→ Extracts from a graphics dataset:

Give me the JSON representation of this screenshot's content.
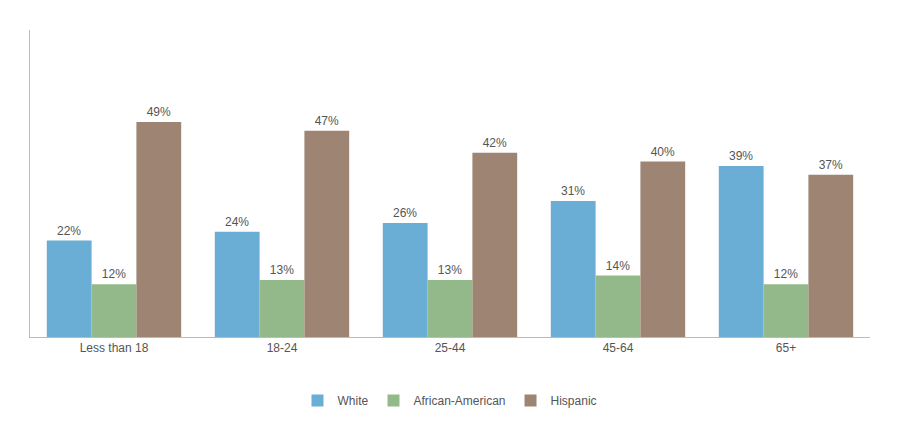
{
  "chart_data": {
    "type": "bar",
    "categories": [
      "Less than 18",
      "18-24",
      "25-44",
      "45-64",
      "65+"
    ],
    "series": [
      {
        "name": "White",
        "color": "#6aaed6",
        "values": [
          22,
          24,
          26,
          31,
          39
        ],
        "value_labels": [
          "22%",
          "24%",
          "26%",
          "31%",
          "39%"
        ]
      },
      {
        "name": "African-American",
        "color": "#93b98a",
        "values": [
          12,
          13,
          13,
          14,
          12
        ],
        "value_labels": [
          "12%",
          "13%",
          "13%",
          "14%",
          "12%"
        ]
      },
      {
        "name": "Hispanic",
        "color": "#9e8573",
        "values": [
          49,
          47,
          42,
          40,
          37
        ],
        "value_labels": [
          "49%",
          "47%",
          "42%",
          "40%",
          "37%"
        ]
      }
    ],
    "ylim": [
      0,
      70
    ],
    "yticks": [],
    "grid": false,
    "legend": "bottom",
    "data_labels": true,
    "tick_labels": "x"
  }
}
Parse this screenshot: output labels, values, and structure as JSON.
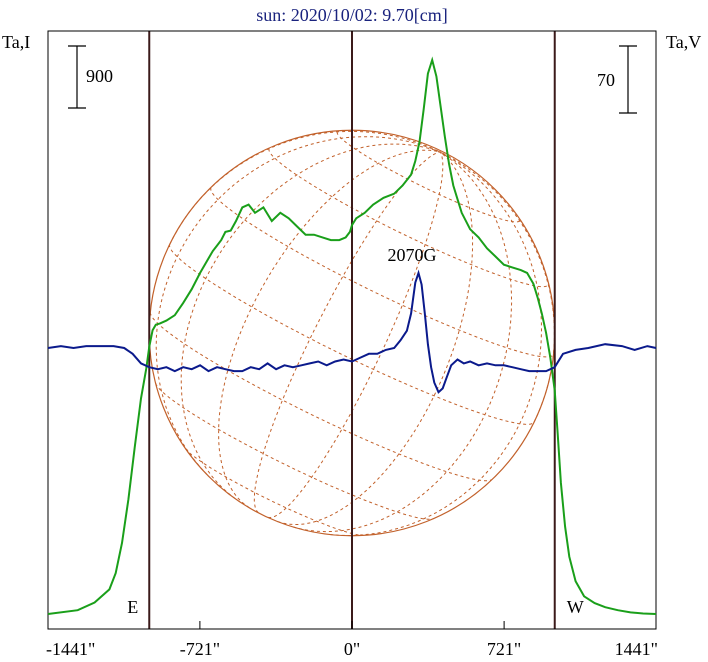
{
  "title": "sun: 2020/10/02: 9.70[cm]",
  "colors": {
    "title": "#1a237e",
    "frame": "#000000",
    "limb_lines": "#3b1a1a",
    "disk_grid": "#c2612b",
    "intensity": "#1a9f1a",
    "polarization": "#0b1a8c"
  },
  "chart_data": {
    "type": "line",
    "xlabel": "",
    "y_left_label": "Ta,I",
    "y_right_label": "Ta,V",
    "xlim": [
      -1441,
      1441
    ],
    "x_ticks": [
      {
        "value": -1441,
        "label": "-1441\""
      },
      {
        "value": -721,
        "label": "-721\""
      },
      {
        "value": 0,
        "label": "0\""
      },
      {
        "value": 721,
        "label": "721\""
      },
      {
        "value": 1441,
        "label": "1441\""
      }
    ],
    "limb_markers": [
      {
        "value": -961,
        "label": "E"
      },
      {
        "value": 0,
        "label": ""
      },
      {
        "value": 961,
        "label": "W"
      }
    ],
    "scale_bars": {
      "left": {
        "value": 900,
        "label": "900"
      },
      "right": {
        "value": 70,
        "label": "70"
      }
    },
    "annotation": {
      "text": "2070G",
      "x": 320
    },
    "disk": {
      "radius_arcsec": 961
    },
    "series": [
      {
        "key": "I",
        "x": [
          -1441,
          -1300,
          -1220,
          -1150,
          -1120,
          -1090,
          -1060,
          -1030,
          -1000,
          -975,
          -961,
          -945,
          -930,
          -910,
          -880,
          -840,
          -800,
          -760,
          -720,
          -690,
          -660,
          -640,
          -620,
          -600,
          -575,
          -550,
          -520,
          -490,
          -460,
          -420,
          -380,
          -340,
          -300,
          -260,
          -220,
          -180,
          -140,
          -100,
          -60,
          -30,
          -10,
          0,
          20,
          60,
          100,
          150,
          200,
          240,
          280,
          300,
          320,
          340,
          360,
          380,
          400,
          420,
          440,
          460,
          480,
          500,
          520,
          560,
          600,
          640,
          680,
          720,
          760,
          800,
          830,
          860,
          880,
          900,
          920,
          940,
          961,
          975,
          990,
          1010,
          1030,
          1060,
          1100,
          1150,
          1200,
          1260,
          1320,
          1380,
          1441
        ],
        "values": [
          0,
          140,
          420,
          900,
          1500,
          2600,
          4200,
          6100,
          7900,
          9000,
          9800,
          10400,
          10600,
          10650,
          10750,
          10950,
          11400,
          11900,
          12500,
          12900,
          13300,
          13500,
          13700,
          14000,
          14050,
          14400,
          14900,
          15000,
          14700,
          14900,
          14400,
          14700,
          14500,
          14200,
          13900,
          13900,
          13800,
          13700,
          13700,
          13800,
          14000,
          14250,
          14500,
          14700,
          15000,
          15250,
          15400,
          15700,
          16100,
          16600,
          17300,
          18500,
          19800,
          20300,
          19700,
          18600,
          17500,
          16500,
          15700,
          15200,
          14700,
          14100,
          13800,
          13400,
          13100,
          12800,
          12700,
          12600,
          12500,
          12100,
          11600,
          11000,
          10300,
          9400,
          8200,
          6600,
          4800,
          3200,
          2100,
          1200,
          650,
          400,
          250,
          140,
          60,
          20,
          0
        ]
      },
      {
        "key": "V",
        "x": [
          -1441,
          -1380,
          -1320,
          -1260,
          -1200,
          -1130,
          -1080,
          -1040,
          -1000,
          -961,
          -920,
          -880,
          -840,
          -800,
          -760,
          -720,
          -680,
          -640,
          -600,
          -560,
          -520,
          -480,
          -440,
          -400,
          -360,
          -320,
          -280,
          -240,
          -200,
          -160,
          -120,
          -80,
          -40,
          0,
          40,
          80,
          120,
          160,
          200,
          230,
          260,
          280,
          300,
          315,
          330,
          345,
          360,
          375,
          390,
          410,
          430,
          450,
          470,
          500,
          530,
          560,
          600,
          640,
          680,
          720,
          760,
          800,
          840,
          880,
          920,
          961,
          1000,
          1060,
          1120,
          1200,
          1280,
          1340,
          1400,
          1441
        ],
        "values": [
          0,
          1,
          0,
          1,
          1,
          1,
          0,
          -3,
          -8,
          -10,
          -11,
          -10,
          -12,
          -10,
          -11,
          -9,
          -12,
          -10,
          -11,
          -12,
          -12,
          -10,
          -11,
          -8,
          -11,
          -9,
          -10,
          -9,
          -8,
          -7,
          -9,
          -7,
          -6,
          -7,
          -5,
          -3,
          -3,
          -1,
          0,
          4,
          9,
          18,
          34,
          39,
          33,
          18,
          2,
          -10,
          -18,
          -23,
          -21,
          -15,
          -9,
          -6,
          -8,
          -7,
          -9,
          -8,
          -9,
          -9,
          -10,
          -11,
          -12,
          -12,
          -12,
          -10,
          -3,
          -1,
          0,
          2,
          1,
          -1,
          1,
          0
        ]
      }
    ]
  }
}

→ Required task: Quote the data exactly, leaving every image out of the copy.

→ Right answer:
Give me the JSON representation of this screenshot's content.
{
  "chart_data": {
    "type": "bar",
    "categories": [
      "Less than 18",
      "18-24",
      "25-44",
      "45-64",
      "65+"
    ],
    "series": [
      {
        "name": "White",
        "color": "#6aaed6",
        "values": [
          22,
          24,
          26,
          31,
          39
        ],
        "value_labels": [
          "22%",
          "24%",
          "26%",
          "31%",
          "39%"
        ]
      },
      {
        "name": "African-American",
        "color": "#93b98a",
        "values": [
          12,
          13,
          13,
          14,
          12
        ],
        "value_labels": [
          "12%",
          "13%",
          "13%",
          "14%",
          "12%"
        ]
      },
      {
        "name": "Hispanic",
        "color": "#9e8573",
        "values": [
          49,
          47,
          42,
          40,
          37
        ],
        "value_labels": [
          "49%",
          "47%",
          "42%",
          "40%",
          "37%"
        ]
      }
    ],
    "ylim": [
      0,
      70
    ],
    "yticks": [],
    "grid": false,
    "legend": "bottom",
    "data_labels": true,
    "tick_labels": "x"
  }
}
Parse this screenshot: output labels, values, and structure as JSON.
{
  "title": "sun: 2020/10/02: 9.70[cm]",
  "colors": {
    "title": "#1a237e",
    "frame": "#000000",
    "limb_lines": "#3b1a1a",
    "disk_grid": "#c2612b",
    "intensity": "#1a9f1a",
    "polarization": "#0b1a8c"
  },
  "chart_data": {
    "type": "line",
    "xlabel": "",
    "y_left_label": "Ta,I",
    "y_right_label": "Ta,V",
    "xlim": [
      -1441,
      1441
    ],
    "x_ticks": [
      {
        "value": -1441,
        "label": "-1441\""
      },
      {
        "value": -721,
        "label": "-721\""
      },
      {
        "value": 0,
        "label": "0\""
      },
      {
        "value": 721,
        "label": "721\""
      },
      {
        "value": 1441,
        "label": "1441\""
      }
    ],
    "limb_markers": [
      {
        "value": -961,
        "label": "E"
      },
      {
        "value": 0,
        "label": ""
      },
      {
        "value": 961,
        "label": "W"
      }
    ],
    "scale_bars": {
      "left": {
        "value": 900,
        "label": "900"
      },
      "right": {
        "value": 70,
        "label": "70"
      }
    },
    "annotation": {
      "text": "2070G",
      "x": 320
    },
    "disk": {
      "radius_arcsec": 961
    },
    "series": [
      {
        "key": "I",
        "x": [
          -1441,
          -1300,
          -1220,
          -1150,
          -1120,
          -1090,
          -1060,
          -1030,
          -1000,
          -975,
          -961,
          -945,
          -930,
          -910,
          -880,
          -840,
          -800,
          -760,
          -720,
          -690,
          -660,
          -640,
          -620,
          -600,
          -575,
          -550,
          -520,
          -490,
          -460,
          -420,
          -380,
          -340,
          -300,
          -260,
          -220,
          -180,
          -140,
          -100,
          -60,
          -30,
          -10,
          0,
          20,
          60,
          100,
          150,
          200,
          240,
          280,
          300,
          320,
          340,
          360,
          380,
          400,
          420,
          440,
          460,
          480,
          500,
          520,
          560,
          600,
          640,
          680,
          720,
          760,
          800,
          830,
          860,
          880,
          900,
          920,
          940,
          961,
          975,
          990,
          1010,
          1030,
          1060,
          1100,
          1150,
          1200,
          1260,
          1320,
          1380,
          1441
        ],
        "values": [
          0,
          140,
          420,
          900,
          1500,
          2600,
          4200,
          6100,
          7900,
          9000,
          9800,
          10400,
          10600,
          10650,
          10750,
          10950,
          11400,
          11900,
          12500,
          12900,
          13300,
          13500,
          13700,
          14000,
          14050,
          14400,
          14900,
          15000,
          14700,
          14900,
          14400,
          14700,
          14500,
          14200,
          13900,
          13900,
          13800,
          13700,
          13700,
          13800,
          14000,
          14250,
          14500,
          14700,
          15000,
          15250,
          15400,
          15700,
          16100,
          16600,
          17300,
          18500,
          19800,
          20300,
          19700,
          18600,
          17500,
          16500,
          15700,
          15200,
          14700,
          14100,
          13800,
          13400,
          13100,
          12800,
          12700,
          12600,
          12500,
          12100,
          11600,
          11000,
          10300,
          9400,
          8200,
          6600,
          4800,
          3200,
          2100,
          1200,
          650,
          400,
          250,
          140,
          60,
          20,
          0
        ]
      },
      {
        "key": "V",
        "x": [
          -1441,
          -1380,
          -1320,
          -1260,
          -1200,
          -1130,
          -1080,
          -1040,
          -1000,
          -961,
          -920,
          -880,
          -840,
          -800,
          -760,
          -720,
          -680,
          -640,
          -600,
          -560,
          -520,
          -480,
          -440,
          -400,
          -360,
          -320,
          -280,
          -240,
          -200,
          -160,
          -120,
          -80,
          -40,
          0,
          40,
          80,
          120,
          160,
          200,
          230,
          260,
          280,
          300,
          315,
          330,
          345,
          360,
          375,
          390,
          410,
          430,
          450,
          470,
          500,
          530,
          560,
          600,
          640,
          680,
          720,
          760,
          800,
          840,
          880,
          920,
          961,
          1000,
          1060,
          1120,
          1200,
          1280,
          1340,
          1400,
          1441
        ],
        "values": [
          0,
          1,
          0,
          1,
          1,
          1,
          0,
          -3,
          -8,
          -10,
          -11,
          -10,
          -12,
          -10,
          -11,
          -9,
          -12,
          -10,
          -11,
          -12,
          -12,
          -10,
          -11,
          -8,
          -11,
          -9,
          -10,
          -9,
          -8,
          -7,
          -9,
          -7,
          -6,
          -7,
          -5,
          -3,
          -3,
          -1,
          0,
          4,
          9,
          18,
          34,
          39,
          33,
          18,
          2,
          -10,
          -18,
          -23,
          -21,
          -15,
          -9,
          -6,
          -8,
          -7,
          -9,
          -8,
          -9,
          -9,
          -10,
          -11,
          -12,
          -12,
          -12,
          -10,
          -3,
          -1,
          0,
          2,
          1,
          -1,
          1,
          0
        ]
      }
    ]
  }
}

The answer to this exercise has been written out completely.